> _CHALLENGE_
Update the part of the listing that opens with the line containing "back-button[interactable]: 后退 bbox=[33, 43, 167, 108]" and closes with the line containing "Itemize the components" by replacing every "option-label" with "choice-label", leaving all else unchanged. Output only those lines.

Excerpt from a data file

begin

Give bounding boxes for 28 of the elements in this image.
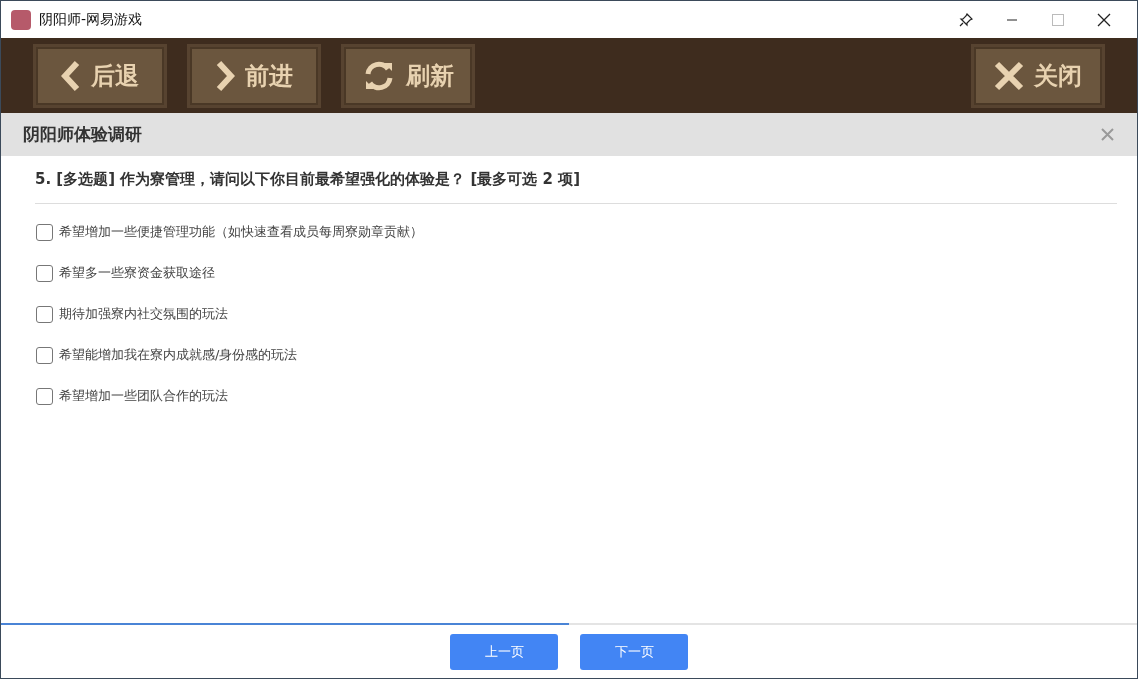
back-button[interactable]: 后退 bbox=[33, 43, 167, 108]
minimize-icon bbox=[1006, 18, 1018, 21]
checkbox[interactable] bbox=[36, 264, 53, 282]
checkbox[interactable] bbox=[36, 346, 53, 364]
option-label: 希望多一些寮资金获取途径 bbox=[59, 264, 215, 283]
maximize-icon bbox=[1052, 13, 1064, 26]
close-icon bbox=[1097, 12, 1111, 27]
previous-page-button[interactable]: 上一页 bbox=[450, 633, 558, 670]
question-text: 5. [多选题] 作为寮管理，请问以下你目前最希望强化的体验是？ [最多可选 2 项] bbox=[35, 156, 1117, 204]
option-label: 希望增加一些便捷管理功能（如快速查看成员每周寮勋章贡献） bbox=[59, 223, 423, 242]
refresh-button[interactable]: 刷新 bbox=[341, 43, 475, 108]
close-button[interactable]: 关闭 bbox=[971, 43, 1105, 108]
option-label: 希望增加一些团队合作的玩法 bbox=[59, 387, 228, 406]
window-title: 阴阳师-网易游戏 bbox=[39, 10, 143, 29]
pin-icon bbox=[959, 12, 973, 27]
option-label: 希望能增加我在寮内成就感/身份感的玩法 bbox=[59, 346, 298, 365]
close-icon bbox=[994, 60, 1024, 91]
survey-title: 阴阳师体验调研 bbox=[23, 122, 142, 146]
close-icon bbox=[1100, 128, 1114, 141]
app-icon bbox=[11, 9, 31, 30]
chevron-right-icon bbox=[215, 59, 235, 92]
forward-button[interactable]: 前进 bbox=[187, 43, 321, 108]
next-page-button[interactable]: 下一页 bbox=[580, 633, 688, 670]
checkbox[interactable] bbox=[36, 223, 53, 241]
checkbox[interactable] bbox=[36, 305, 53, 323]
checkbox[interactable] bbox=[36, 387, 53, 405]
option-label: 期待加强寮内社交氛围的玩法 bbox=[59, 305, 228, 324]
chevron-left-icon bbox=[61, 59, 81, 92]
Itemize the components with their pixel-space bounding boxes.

end
begin

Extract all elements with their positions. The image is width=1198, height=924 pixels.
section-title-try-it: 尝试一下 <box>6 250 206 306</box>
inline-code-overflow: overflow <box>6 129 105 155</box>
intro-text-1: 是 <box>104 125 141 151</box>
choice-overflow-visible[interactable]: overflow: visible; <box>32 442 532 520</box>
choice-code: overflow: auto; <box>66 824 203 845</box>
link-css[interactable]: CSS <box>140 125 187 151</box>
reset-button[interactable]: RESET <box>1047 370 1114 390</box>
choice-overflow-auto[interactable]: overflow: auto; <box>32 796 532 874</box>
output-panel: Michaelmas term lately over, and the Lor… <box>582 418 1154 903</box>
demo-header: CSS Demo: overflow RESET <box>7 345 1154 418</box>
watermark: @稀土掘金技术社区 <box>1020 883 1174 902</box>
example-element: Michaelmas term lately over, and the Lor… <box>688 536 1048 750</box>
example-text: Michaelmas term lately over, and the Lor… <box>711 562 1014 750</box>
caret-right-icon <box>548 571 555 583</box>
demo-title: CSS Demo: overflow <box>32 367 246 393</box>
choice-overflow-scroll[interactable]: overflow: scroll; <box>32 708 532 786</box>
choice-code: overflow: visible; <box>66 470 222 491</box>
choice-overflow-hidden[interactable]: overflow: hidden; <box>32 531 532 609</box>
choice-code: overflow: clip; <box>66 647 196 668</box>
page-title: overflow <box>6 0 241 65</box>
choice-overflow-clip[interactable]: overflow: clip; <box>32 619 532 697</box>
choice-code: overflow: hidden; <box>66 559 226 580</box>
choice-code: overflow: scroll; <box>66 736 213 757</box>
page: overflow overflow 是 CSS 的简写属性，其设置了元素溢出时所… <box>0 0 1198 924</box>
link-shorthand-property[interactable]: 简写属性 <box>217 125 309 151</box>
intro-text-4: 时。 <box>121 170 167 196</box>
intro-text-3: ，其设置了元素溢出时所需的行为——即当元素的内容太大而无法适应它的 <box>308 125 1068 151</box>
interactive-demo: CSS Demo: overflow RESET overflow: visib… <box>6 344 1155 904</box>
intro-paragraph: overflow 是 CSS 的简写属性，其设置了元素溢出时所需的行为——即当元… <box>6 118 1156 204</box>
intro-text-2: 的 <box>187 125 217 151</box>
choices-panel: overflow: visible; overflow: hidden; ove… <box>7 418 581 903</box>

end

> _SOLUTION FOR THIS EXERCISE_
back-button[interactable]: 后退 bbox=[33, 43, 167, 108]
minimize-icon bbox=[1006, 18, 1018, 21]
checkbox[interactable] bbox=[36, 264, 53, 282]
checkbox[interactable] bbox=[36, 346, 53, 364]
choice-label: 希望多一些寮资金获取途径 bbox=[59, 264, 215, 283]
maximize-icon bbox=[1052, 13, 1064, 26]
close-icon bbox=[1097, 12, 1111, 27]
previous-page-button[interactable]: 上一页 bbox=[450, 633, 558, 670]
question-text: 5. [多选题] 作为寮管理，请问以下你目前最希望强化的体验是？ [最多可选 2 项] bbox=[35, 156, 1117, 204]
choice-label: 希望增加一些便捷管理功能（如快速查看成员每周寮勋章贡献） bbox=[59, 223, 423, 242]
refresh-button[interactable]: 刷新 bbox=[341, 43, 475, 108]
close-button[interactable]: 关闭 bbox=[971, 43, 1105, 108]
choice-label: 希望增加一些团队合作的玩法 bbox=[59, 387, 228, 406]
window-title: 阴阳师-网易游戏 bbox=[39, 10, 143, 29]
pin-icon bbox=[959, 12, 973, 27]
choice-label: 希望能增加我在寮内成就感/身份感的玩法 bbox=[59, 346, 298, 365]
close-icon bbox=[994, 60, 1024, 91]
survey-title: 阴阳师体验调研 bbox=[23, 122, 142, 146]
close-icon bbox=[1100, 128, 1114, 141]
app-icon bbox=[11, 9, 31, 30]
chevron-right-icon bbox=[215, 59, 235, 92]
forward-button[interactable]: 前进 bbox=[187, 43, 321, 108]
next-page-button[interactable]: 下一页 bbox=[580, 633, 688, 670]
checkbox[interactable] bbox=[36, 223, 53, 241]
checkbox[interactable] bbox=[36, 305, 53, 323]
checkbox[interactable] bbox=[36, 387, 53, 405]
choice-label: 期待加强寮内社交氛围的玩法 bbox=[59, 305, 228, 324]
chevron-left-icon bbox=[61, 59, 81, 92]
Itemize the components with their pixel-space bounding boxes.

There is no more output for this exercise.